## RECORDS PROVIDED
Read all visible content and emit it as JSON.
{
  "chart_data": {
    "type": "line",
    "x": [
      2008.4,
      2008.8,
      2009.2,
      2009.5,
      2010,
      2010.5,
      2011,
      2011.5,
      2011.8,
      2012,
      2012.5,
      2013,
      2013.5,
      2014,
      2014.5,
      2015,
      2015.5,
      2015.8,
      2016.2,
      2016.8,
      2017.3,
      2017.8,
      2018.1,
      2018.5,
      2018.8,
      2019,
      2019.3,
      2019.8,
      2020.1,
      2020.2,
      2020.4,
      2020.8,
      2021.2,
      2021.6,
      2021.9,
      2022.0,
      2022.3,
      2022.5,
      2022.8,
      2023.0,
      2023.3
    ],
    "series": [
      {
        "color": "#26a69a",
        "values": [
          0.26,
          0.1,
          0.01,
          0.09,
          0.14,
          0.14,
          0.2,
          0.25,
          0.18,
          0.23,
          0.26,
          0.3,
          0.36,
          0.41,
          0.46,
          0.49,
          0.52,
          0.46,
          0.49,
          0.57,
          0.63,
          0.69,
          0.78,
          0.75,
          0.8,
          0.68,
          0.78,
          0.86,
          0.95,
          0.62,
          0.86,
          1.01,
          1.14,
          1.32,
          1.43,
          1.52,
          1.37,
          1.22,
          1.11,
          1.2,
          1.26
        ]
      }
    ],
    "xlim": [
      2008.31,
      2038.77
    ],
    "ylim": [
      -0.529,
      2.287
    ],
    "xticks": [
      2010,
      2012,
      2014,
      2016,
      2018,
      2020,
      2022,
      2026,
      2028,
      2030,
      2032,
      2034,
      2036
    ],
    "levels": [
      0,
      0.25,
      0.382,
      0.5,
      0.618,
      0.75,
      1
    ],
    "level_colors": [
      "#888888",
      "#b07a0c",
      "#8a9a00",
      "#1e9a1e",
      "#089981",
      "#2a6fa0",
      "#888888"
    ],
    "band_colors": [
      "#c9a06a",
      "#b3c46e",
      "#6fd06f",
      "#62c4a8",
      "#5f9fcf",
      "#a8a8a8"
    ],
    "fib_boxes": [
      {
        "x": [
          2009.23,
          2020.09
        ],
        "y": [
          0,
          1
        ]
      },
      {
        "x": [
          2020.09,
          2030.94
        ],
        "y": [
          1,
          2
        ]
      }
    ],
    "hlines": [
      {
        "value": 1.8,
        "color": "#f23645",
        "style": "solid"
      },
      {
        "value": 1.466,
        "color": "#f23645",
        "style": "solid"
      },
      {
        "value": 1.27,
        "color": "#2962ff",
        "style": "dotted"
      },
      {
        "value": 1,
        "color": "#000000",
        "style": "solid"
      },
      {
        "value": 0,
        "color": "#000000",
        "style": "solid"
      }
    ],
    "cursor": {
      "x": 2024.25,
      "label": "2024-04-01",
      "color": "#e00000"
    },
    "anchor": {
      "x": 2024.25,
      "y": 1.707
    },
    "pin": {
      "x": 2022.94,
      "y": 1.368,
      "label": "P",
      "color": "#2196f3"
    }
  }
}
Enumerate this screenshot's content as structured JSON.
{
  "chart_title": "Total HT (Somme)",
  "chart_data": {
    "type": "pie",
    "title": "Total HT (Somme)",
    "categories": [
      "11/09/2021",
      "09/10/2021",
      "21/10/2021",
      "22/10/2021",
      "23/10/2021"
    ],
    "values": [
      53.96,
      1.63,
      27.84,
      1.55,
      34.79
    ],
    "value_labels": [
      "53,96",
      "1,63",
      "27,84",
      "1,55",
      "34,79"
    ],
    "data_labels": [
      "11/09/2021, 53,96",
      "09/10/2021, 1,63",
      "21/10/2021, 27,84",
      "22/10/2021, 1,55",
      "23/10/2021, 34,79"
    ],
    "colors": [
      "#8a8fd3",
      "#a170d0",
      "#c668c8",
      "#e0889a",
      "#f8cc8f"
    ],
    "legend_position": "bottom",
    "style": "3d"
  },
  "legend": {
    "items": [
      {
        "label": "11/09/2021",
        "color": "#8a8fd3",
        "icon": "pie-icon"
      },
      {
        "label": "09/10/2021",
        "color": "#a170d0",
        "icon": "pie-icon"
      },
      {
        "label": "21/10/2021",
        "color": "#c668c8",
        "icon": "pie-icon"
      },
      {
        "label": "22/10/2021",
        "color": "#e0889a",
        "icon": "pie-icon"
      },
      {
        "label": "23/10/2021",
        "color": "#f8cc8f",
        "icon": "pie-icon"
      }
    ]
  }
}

## REQUIRED TASK
Faithfully transcribe the whole of the data.

## EXERCISE OUTPUT
Read all visible content and emit it as JSON.
{
  "chart_data": {
    "type": "line",
    "x": [
      2008.4,
      2008.8,
      2009.2,
      2009.5,
      2010,
      2010.5,
      2011,
      2011.5,
      2011.8,
      2012,
      2012.5,
      2013,
      2013.5,
      2014,
      2014.5,
      2015,
      2015.5,
      2015.8,
      2016.2,
      2016.8,
      2017.3,
      2017.8,
      2018.1,
      2018.5,
      2018.8,
      2019,
      2019.3,
      2019.8,
      2020.1,
      2020.2,
      2020.4,
      2020.8,
      2021.2,
      2021.6,
      2021.9,
      2022.0,
      2022.3,
      2022.5,
      2022.8,
      2023.0,
      2023.3
    ],
    "series": [
      {
        "color": "#26a69a",
        "values": [
          0.26,
          0.1,
          0.01,
          0.09,
          0.14,
          0.14,
          0.2,
          0.25,
          0.18,
          0.23,
          0.26,
          0.3,
          0.36,
          0.41,
          0.46,
          0.49,
          0.52,
          0.46,
          0.49,
          0.57,
          0.63,
          0.69,
          0.78,
          0.75,
          0.8,
          0.68,
          0.78,
          0.86,
          0.95,
          0.62,
          0.86,
          1.01,
          1.14,
          1.32,
          1.43,
          1.52,
          1.37,
          1.22,
          1.11,
          1.2,
          1.26
        ]
      }
    ],
    "xlim": [
      2008.31,
      2038.77
    ],
    "ylim": [
      -0.529,
      2.287
    ],
    "xticks": [
      2010,
      2012,
      2014,
      2016,
      2018,
      2020,
      2022,
      2026,
      2028,
      2030,
      2032,
      2034,
      2036
    ],
    "levels": [
      0,
      0.25,
      0.382,
      0.5,
      0.618,
      0.75,
      1
    ],
    "level_colors": [
      "#888888",
      "#b07a0c",
      "#8a9a00",
      "#1e9a1e",
      "#089981",
      "#2a6fa0",
      "#888888"
    ],
    "band_colors": [
      "#c9a06a",
      "#b3c46e",
      "#6fd06f",
      "#62c4a8",
      "#5f9fcf",
      "#a8a8a8"
    ],
    "fib_boxes": [
      {
        "x": [
          2009.23,
          2020.09
        ],
        "y": [
          0,
          1
        ]
      },
      {
        "x": [
          2020.09,
          2030.94
        ],
        "y": [
          1,
          2
        ]
      }
    ],
    "hlines": [
      {
        "value": 1.8,
        "color": "#f23645",
        "style": "solid"
      },
      {
        "value": 1.466,
        "color": "#f23645",
        "style": "solid"
      },
      {
        "value": 1.27,
        "color": "#2962ff",
        "style": "dotted"
      },
      {
        "value": 1,
        "color": "#000000",
        "style": "solid"
      },
      {
        "value": 0,
        "color": "#000000",
        "style": "solid"
      }
    ],
    "cursor": {
      "x": 2024.25,
      "label": "2024-04-01",
      "color": "#e00000"
    },
    "anchor": {
      "x": 2024.25,
      "y": 1.707
    },
    "pin": {
      "x": 2022.94,
      "y": 1.368,
      "label": "P",
      "color": "#2196f3"
    }
  }
}
Enumerate this screenshot's content as structured JSON.
{
  "chart_title": "Total HT (Somme)",
  "chart_data": {
    "type": "pie",
    "title": "Total HT (Somme)",
    "categories": [
      "11/09/2021",
      "09/10/2021",
      "21/10/2021",
      "22/10/2021",
      "23/10/2021"
    ],
    "values": [
      53.96,
      1.63,
      27.84,
      1.55,
      34.79
    ],
    "value_labels": [
      "53,96",
      "1,63",
      "27,84",
      "1,55",
      "34,79"
    ],
    "data_labels": [
      "11/09/2021, 53,96",
      "09/10/2021, 1,63",
      "21/10/2021, 27,84",
      "22/10/2021, 1,55",
      "23/10/2021, 34,79"
    ],
    "colors": [
      "#8a8fd3",
      "#a170d0",
      "#c668c8",
      "#e0889a",
      "#f8cc8f"
    ],
    "legend_position": "bottom",
    "style": "3d"
  },
  "legend": {
    "items": [
      {
        "label": "11/09/2021",
        "color": "#8a8fd3",
        "icon": "pie-icon"
      },
      {
        "label": "09/10/2021",
        "color": "#a170d0",
        "icon": "pie-icon"
      },
      {
        "label": "21/10/2021",
        "color": "#c668c8",
        "icon": "pie-icon"
      },
      {
        "label": "22/10/2021",
        "color": "#e0889a",
        "icon": "pie-icon"
      },
      {
        "label": "23/10/2021",
        "color": "#f8cc8f",
        "icon": "pie-icon"
      }
    ]
  }
}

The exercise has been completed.